Pentoxifylline is known to have major effects on cell membrane function in mammalian cells, including human leukocytes. The protective effects of this agent in animal models of infection and inflammation may be due to alterations in phagocyte (neutrophil and macrophage) function. However, the exact mechanism of action of pentoxifylline is unknown. In this study, we evaluated the effect of the drug on several membrane-associated activities in human polymorphonuclear neutrophils and investigated possible mechanisms for the observed changes in neutrophil function. Pentoxifylline inhibited ingestion of microbial particles (Staphylococcus aureus and zymosan); decreased superoxide generation activated by zymosan, formyl-methionyl-leucyl-phenylalanine, and concanavalin A (but not phorbol myristate acetate); and decreased uptake (transport) of adenosine stimulated by formyl-methionyl-leucyl-phenylalanine and zymosan. In contrast, pentoxifylline actually increased clindamycin uptake in zymosan-stimulated polymorphonuclear neutrophils. However, pentoxifylline had no effect on uptake of adenosine or clindamycin in unstimulated neutrophils. In comparison with known inhibitors of nucleoside transport (nitrobenzylthioinosine and dipyridamole), the results suggested that pentoxifylline does not bind to membrane nucleoside transport receptors. At concentrations which inhibit neutrophil function, pentoxifylline activity is not mediated through external membrane nucleoside regulatory sites. Thus, pentoxifylline affects the activation signal chain at a point beyond the membrane receptors. Whatever its precise mechanism of action, pentoxifylline has a striking modulatory effect on cell membrane-associated responses in stimulated leukocytes and may prove useful for control of injurious inflammatory states.

**INFORMATION PROVIDED**
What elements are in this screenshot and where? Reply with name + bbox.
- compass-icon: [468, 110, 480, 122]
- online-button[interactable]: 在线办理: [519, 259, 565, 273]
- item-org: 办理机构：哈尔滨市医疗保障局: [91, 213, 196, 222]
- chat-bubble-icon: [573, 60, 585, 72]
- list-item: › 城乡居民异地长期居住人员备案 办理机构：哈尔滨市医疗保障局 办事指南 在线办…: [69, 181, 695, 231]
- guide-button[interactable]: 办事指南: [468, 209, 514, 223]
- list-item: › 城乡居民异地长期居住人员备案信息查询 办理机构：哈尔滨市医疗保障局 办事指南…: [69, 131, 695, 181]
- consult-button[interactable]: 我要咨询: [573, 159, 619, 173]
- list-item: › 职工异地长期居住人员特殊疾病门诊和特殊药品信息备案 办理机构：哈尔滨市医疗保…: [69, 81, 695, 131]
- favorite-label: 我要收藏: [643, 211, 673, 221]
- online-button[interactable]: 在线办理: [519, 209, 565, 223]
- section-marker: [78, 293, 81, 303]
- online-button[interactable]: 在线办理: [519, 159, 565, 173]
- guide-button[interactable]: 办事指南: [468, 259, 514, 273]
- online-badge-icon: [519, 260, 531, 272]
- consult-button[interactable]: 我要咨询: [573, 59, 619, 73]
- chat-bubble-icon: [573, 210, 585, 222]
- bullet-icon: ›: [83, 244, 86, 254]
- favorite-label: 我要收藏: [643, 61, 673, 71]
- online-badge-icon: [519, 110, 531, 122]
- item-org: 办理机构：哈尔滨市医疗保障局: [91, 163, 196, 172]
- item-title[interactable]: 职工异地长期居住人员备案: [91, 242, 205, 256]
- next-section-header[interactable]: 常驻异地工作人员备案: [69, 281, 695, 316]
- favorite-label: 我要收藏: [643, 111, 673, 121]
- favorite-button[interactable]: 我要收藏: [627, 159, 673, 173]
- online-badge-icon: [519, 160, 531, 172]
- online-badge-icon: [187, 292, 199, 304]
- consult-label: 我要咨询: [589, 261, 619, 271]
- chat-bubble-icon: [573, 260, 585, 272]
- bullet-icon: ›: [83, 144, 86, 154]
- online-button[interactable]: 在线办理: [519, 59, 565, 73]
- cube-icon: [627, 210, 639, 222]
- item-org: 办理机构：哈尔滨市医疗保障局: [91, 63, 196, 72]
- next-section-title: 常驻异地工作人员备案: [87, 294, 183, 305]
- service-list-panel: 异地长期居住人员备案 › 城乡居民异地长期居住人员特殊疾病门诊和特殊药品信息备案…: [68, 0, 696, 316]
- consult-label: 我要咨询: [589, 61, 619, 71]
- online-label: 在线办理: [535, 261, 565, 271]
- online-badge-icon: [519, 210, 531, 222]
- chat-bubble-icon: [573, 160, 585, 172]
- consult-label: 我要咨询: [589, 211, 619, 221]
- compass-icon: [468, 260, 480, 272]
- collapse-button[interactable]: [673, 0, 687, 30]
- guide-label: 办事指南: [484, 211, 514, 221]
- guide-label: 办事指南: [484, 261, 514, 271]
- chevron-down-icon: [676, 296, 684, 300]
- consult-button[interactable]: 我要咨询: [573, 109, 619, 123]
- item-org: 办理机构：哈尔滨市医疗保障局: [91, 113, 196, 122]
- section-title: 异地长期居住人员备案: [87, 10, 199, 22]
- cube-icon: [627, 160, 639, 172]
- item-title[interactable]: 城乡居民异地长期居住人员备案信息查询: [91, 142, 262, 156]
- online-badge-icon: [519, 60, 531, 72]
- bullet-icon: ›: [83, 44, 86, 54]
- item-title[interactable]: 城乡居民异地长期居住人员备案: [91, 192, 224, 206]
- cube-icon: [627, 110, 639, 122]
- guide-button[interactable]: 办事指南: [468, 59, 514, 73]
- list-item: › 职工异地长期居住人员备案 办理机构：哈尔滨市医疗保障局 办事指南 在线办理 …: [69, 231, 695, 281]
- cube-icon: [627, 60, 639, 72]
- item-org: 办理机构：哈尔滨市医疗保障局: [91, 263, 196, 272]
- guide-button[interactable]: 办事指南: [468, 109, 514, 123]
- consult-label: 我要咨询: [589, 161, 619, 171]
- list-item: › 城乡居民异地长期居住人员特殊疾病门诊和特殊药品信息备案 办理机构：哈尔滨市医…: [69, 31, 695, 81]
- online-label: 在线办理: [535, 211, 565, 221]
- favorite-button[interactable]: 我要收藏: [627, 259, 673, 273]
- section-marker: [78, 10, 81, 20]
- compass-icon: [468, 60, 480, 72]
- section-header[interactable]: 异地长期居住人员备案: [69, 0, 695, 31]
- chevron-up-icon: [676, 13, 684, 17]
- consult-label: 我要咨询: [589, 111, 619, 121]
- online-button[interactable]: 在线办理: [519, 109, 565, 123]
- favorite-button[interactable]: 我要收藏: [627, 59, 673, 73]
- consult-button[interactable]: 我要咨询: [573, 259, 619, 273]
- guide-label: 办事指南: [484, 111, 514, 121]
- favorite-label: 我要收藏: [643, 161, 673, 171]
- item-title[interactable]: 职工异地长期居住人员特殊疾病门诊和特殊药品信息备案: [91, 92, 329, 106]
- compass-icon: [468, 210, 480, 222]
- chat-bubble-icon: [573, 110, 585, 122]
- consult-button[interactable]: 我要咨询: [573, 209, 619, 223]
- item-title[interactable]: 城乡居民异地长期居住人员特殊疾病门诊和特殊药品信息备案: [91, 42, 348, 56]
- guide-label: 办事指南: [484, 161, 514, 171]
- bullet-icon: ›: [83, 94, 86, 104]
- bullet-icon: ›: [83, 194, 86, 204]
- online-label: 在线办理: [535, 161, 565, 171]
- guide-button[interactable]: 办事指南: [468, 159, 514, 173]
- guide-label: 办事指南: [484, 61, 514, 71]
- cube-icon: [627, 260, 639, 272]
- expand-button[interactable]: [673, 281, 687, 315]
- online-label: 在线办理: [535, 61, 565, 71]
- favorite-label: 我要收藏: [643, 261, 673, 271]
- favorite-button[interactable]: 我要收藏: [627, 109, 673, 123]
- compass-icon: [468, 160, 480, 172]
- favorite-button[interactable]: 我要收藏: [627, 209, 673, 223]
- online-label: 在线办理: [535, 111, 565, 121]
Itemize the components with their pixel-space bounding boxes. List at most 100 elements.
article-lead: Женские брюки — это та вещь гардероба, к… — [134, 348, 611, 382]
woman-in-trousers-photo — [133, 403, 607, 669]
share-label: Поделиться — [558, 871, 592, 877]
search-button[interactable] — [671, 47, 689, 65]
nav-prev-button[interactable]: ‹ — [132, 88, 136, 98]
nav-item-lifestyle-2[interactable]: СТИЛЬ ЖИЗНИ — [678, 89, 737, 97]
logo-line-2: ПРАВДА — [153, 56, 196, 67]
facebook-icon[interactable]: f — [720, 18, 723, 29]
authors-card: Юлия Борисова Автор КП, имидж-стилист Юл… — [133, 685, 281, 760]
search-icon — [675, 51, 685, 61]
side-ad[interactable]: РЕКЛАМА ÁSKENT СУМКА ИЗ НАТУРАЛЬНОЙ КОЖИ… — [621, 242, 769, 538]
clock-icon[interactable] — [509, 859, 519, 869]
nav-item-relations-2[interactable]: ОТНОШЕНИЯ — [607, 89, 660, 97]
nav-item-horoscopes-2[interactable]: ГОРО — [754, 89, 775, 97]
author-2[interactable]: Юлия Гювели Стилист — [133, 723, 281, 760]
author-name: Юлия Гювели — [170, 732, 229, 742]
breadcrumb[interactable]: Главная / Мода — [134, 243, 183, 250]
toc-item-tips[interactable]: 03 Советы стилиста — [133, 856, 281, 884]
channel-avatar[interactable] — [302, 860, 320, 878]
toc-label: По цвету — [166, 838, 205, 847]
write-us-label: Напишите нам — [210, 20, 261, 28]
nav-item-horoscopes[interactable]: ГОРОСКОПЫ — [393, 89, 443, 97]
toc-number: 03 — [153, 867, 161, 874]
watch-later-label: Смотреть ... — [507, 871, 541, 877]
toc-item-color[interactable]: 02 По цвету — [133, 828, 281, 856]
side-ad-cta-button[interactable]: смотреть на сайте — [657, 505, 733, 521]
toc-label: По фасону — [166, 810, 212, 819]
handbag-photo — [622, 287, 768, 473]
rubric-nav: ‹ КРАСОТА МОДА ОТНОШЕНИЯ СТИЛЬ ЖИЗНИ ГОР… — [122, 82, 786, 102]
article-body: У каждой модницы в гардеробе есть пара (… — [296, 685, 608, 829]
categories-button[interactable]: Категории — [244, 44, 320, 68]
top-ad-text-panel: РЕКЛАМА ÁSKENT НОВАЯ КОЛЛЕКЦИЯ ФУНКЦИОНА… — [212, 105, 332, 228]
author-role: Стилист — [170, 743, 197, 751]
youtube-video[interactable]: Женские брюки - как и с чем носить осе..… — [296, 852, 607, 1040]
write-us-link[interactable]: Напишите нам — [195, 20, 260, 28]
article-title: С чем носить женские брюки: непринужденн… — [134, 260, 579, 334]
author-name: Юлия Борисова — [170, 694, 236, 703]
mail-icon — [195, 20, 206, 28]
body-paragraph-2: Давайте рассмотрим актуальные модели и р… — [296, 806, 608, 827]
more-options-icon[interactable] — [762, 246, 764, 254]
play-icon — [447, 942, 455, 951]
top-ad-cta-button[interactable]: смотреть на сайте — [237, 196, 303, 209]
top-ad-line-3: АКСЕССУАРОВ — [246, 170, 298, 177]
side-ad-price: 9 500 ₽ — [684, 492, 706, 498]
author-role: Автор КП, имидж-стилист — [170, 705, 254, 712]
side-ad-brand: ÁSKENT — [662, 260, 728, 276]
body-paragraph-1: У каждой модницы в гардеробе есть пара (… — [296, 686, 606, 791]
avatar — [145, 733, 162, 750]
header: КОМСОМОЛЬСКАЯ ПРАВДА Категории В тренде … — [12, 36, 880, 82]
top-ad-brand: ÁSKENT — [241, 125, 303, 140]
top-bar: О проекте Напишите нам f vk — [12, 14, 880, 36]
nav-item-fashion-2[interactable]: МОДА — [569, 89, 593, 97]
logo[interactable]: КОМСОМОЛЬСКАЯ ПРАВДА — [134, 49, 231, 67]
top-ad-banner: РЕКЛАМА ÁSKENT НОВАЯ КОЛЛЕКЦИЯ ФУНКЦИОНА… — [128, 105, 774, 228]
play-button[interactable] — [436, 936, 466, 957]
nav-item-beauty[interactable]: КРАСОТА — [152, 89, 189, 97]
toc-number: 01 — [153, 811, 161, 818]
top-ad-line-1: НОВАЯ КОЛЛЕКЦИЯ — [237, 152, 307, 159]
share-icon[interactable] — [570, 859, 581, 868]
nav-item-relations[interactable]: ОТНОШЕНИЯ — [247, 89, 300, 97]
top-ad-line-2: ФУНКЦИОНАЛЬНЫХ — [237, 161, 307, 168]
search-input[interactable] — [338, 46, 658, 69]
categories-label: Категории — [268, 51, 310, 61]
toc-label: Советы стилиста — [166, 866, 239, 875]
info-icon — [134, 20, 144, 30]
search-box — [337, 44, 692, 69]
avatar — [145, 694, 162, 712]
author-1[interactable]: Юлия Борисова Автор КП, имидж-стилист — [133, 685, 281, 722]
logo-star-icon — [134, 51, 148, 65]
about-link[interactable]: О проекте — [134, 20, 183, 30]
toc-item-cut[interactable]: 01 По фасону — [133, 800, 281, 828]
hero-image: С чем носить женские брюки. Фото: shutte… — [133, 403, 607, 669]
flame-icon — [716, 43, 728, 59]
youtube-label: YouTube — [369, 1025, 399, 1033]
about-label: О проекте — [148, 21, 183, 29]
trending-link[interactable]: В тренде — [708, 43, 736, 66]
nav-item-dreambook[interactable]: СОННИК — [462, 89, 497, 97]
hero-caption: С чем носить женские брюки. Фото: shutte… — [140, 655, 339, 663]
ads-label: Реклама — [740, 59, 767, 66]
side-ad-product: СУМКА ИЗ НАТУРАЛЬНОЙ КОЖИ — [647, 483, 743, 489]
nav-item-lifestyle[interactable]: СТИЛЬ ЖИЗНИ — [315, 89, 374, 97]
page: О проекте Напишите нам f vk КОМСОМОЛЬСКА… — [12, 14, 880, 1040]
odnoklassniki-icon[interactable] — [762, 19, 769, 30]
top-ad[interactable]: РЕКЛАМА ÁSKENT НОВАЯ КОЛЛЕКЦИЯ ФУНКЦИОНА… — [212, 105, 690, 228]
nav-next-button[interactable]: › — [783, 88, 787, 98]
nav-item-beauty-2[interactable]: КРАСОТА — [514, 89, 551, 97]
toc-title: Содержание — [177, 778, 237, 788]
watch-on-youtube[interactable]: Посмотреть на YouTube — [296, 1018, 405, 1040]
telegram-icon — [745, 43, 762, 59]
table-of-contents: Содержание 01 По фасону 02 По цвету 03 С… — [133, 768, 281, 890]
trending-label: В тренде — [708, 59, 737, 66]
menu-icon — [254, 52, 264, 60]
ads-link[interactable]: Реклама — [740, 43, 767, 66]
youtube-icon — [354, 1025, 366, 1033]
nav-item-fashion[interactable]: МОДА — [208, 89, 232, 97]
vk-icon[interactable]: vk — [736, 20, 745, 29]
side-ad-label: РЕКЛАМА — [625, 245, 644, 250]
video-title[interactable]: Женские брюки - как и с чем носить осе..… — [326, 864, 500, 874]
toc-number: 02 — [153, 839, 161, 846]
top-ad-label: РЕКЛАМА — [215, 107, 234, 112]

**CHECK YOUR UNDERSTANDING**
• a. According to the pentoxifylline abstract, superoxide generation activated by which agent was not decreased by pentoxifylline?
• b. Name every activator whose stimulation of superoxide generation, according to the pentoxifylline abstract, was decreased by pentoxifylline.
• c. Please condense the paragraph of the pentoxifylline abstract that begins "Pentoxifylline is known to have major effects" into a short bulleted list of its main points.
Rely solely on the pentoxifylline abstract and disregard the material.

**TASK-BY-TASK ANSWERS**
• a. Phorbol myristate acetate.

• b.
- Zymosan
- Formyl-methionyl-leucyl-phenylalanine
- Concanavalin A

• c.
- Pentoxifylline strongly affects cell membrane function in mammalian cells, including human leukocytes. Its exact mechanism is unknown.
- The study examined its effects on membrane-associated activities in human polymorphonuclear neutrophils and looked for possible mechanisms.
- The drug inhibited ingestion of Staphylococcus aureus and zymosan.
- It decreased superoxide generation activated by zymosan, formyl-methionyl-leucyl-phenylalanine and concanavalin A, but not by phorbol myristate acetate.
- It decreased adenosine uptake stimulated by formyl-methionyl-leucyl-phenylalanine and zymosan.
- It increased clindamycin uptake in zymosan-stimulated neutrophils.
- It had no effect on adenosine or clindamycin uptake in unstimulated neutrophils.
- Comparison with nitrobenzylthioinosine and dipyridamole suggested that it does not bind to membrane nucleoside transport receptors. It therefore acts on the activation signal chain beyond the membrane receptors.
- It markedly modulates membrane-associated responses in stimulated leukocytes and may help control injurious inflammatory states.